Александр Андреев

Страна: Израиль

Я, Андреев Александр Юрьевич, музыкант по образованию, работал до недавнего времени в Московском Академическом Музыкальном. Занимаюсь литературным творчеством всю жизнь, но лишь в 2012 году, в шестьдесят лет, впервые увидел смысл в публикации своих трудов. Мое первое опубликованное произведение – драма «Семь пятниц фарисея Савла» – нашло сценическое воплощение в спектакле Русского Драматического Театра Литвы в Вильнюсе (премьера 24.09.2016), поставленном мэтром литовской режиссуры Йонасом Вайткусом. (https://www.rusudrama.lt/ru/istorija/spektakliu-archyvas/septyni-fariziejaus-sauliaus-penktadieniai) Спектакль (с литовскими субтитрами) просуществовал в репертуаре театра в течение трех сезонов, получил два высшие театральные награды Литвы – «Золотой сценический крест». После 2012 года были изданы книги с еще четырьмя моими драмами, опубликованные в электронном формате на портале «ЛИТРЕС», а также большая книга прозы-фэнтези. В 2020 году журнал «Наука и религия» опубликовал мое культурологическое эссе «Савл из Тарса».

Country: Israel

I, Aleksandr Andreev, am a professional musician, pianist at Moscow Academic Musical Theater (1982 – September of 2022). I’ve practiced literary creativity for all my life but only in 2012, at the age of 60, firstly thought about any publication as about something of sense. My first published work ¬¬– a drama “Seven Fridays of Pharisee Saul” has been realized as a performance on the stage of the Russian Drama Theatre of Lithuania in Vilnius on 24.09.2016. The performance was produced by Jonas Vaitkus, the master of Lithuanian theatre directing, and was honored with two the highest theater awards of Lithuania named “The Golden Stage Cross”. (https://www.rusudrama.lt/ru/istorija/spektakliu-archyvas/septyni-fariziejaus-sauliaus-penktadieniai) The performance with Lithuanian subtitles existed three seasons on the stage of the theatre. From the 2012 there was published (including LITRES portal) my other four dramas and a big prosaic fantasy-book as well. In 2020 (in February-March) the Russian magazine “Science and Religion” published my cultural essay “Saul from Tarsus”.

Отрывок из эссе “Савл из Тарса”
..............................
Задание 1: Как перевести на английский язык предложение из текста «В 2020 году журнал „Наука и религия“ опубликовал мое культурологическое эссе „Савл из Тарса“.»?
Листинги, приведённые далее, с текстом никак не связаны.

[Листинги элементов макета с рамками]
..............................
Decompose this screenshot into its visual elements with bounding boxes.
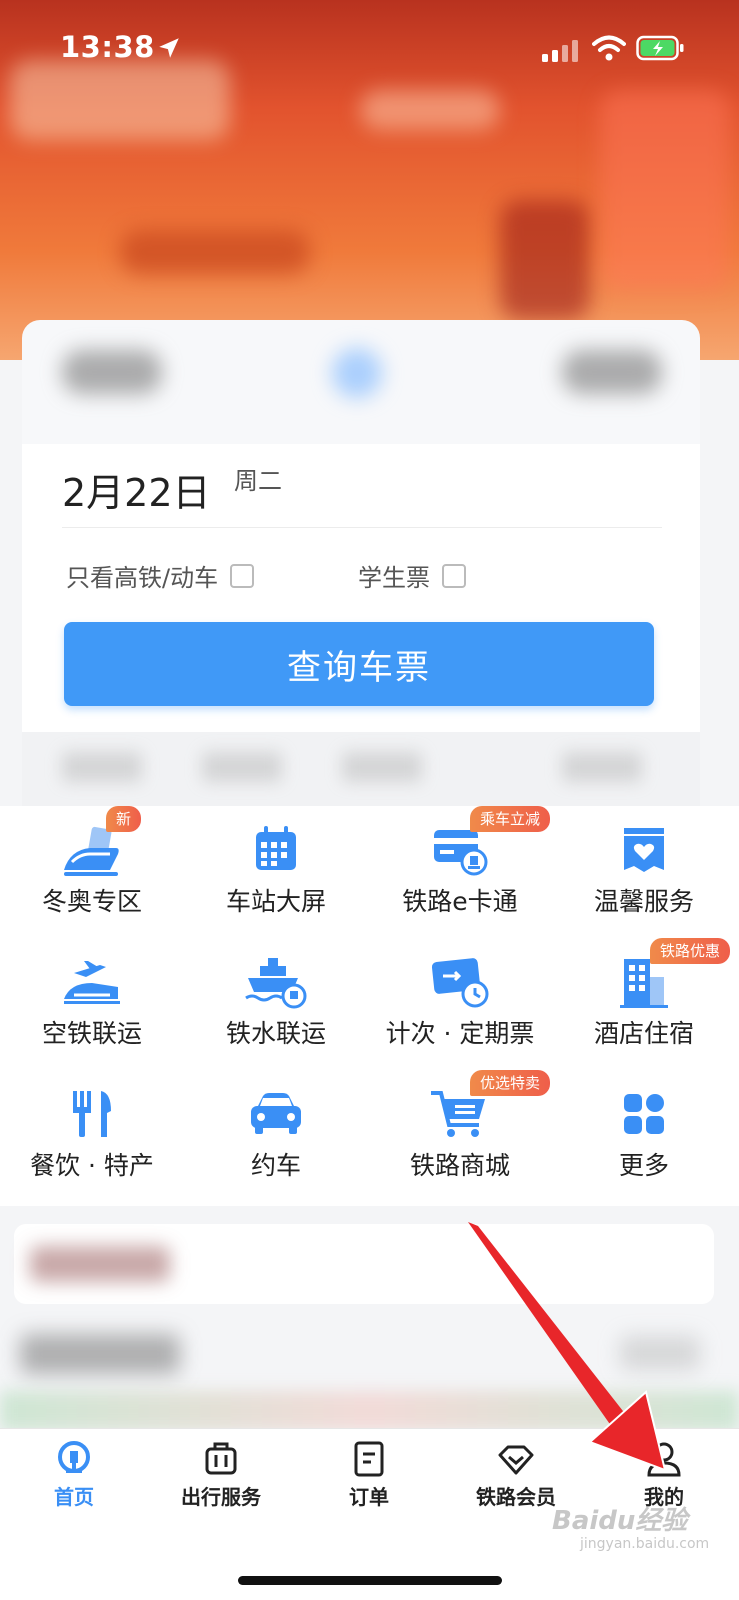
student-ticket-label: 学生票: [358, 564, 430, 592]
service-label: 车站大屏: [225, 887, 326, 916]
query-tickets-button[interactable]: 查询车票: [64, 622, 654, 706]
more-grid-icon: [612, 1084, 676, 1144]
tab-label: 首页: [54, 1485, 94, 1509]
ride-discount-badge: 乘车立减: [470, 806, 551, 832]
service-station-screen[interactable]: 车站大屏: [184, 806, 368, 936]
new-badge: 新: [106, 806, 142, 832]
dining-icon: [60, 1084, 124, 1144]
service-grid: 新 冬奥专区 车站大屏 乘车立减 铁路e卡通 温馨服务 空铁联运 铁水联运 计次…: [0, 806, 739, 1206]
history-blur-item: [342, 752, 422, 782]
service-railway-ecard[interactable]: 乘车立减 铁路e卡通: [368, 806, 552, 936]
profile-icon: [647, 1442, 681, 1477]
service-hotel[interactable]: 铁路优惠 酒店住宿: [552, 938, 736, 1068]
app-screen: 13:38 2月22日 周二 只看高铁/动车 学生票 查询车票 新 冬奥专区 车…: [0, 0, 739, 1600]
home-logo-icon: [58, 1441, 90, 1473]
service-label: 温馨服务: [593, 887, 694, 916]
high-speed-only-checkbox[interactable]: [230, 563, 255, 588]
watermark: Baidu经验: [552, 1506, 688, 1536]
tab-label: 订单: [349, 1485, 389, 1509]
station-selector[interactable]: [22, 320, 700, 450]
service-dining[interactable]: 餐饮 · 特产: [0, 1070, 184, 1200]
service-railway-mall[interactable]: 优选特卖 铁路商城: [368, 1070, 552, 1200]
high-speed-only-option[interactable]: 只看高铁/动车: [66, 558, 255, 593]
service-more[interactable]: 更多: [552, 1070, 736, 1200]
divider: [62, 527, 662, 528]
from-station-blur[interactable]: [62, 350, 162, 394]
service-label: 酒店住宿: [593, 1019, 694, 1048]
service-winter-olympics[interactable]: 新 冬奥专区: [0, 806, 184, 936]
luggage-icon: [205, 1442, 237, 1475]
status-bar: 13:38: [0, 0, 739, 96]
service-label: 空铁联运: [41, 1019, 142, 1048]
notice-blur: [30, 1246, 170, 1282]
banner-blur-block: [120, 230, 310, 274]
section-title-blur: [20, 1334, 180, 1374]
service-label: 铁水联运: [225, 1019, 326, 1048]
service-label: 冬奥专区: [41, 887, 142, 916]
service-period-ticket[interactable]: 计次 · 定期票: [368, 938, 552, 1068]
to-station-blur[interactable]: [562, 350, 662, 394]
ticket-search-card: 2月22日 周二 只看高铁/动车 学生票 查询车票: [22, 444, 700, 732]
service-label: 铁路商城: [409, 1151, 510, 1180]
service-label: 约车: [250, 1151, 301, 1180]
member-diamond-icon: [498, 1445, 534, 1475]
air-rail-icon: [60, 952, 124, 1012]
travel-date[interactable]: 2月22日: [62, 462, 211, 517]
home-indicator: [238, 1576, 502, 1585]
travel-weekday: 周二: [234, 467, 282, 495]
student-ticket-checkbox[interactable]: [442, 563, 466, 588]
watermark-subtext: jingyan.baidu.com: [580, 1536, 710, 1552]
..............................
Задание 2: Можно ли переименовать «[interactable]» в «[clickable]» в листинге, начиная со строки с «student-ticket-label: 学生票: [358, 564, 430, 592]» и вплоть до строки с «new-badge: 新: [106, 806, 142, 832]» включительно? Выведите только эти строки, больше ничего в них не меняя.

Полный ответ 1: In 2020, the magazine "Science and Religion" published my cultural studies essay "Saul of Tarsus."

Полный ответ 2:
student-ticket-label: 学生票: [358, 564, 430, 592]
service-label: 车站大屏: [225, 887, 326, 916]
query-tickets-button[clickable]: 查询车票: [64, 622, 654, 706]
more-grid-icon: [612, 1084, 676, 1144]
tab-label: 首页: [54, 1485, 94, 1509]
ride-discount-badge: 乘车立减: [470, 806, 551, 832]
service-station-screen[clickable]: 车站大屏: [184, 806, 368, 936]
new-badge: 新: [106, 806, 142, 832]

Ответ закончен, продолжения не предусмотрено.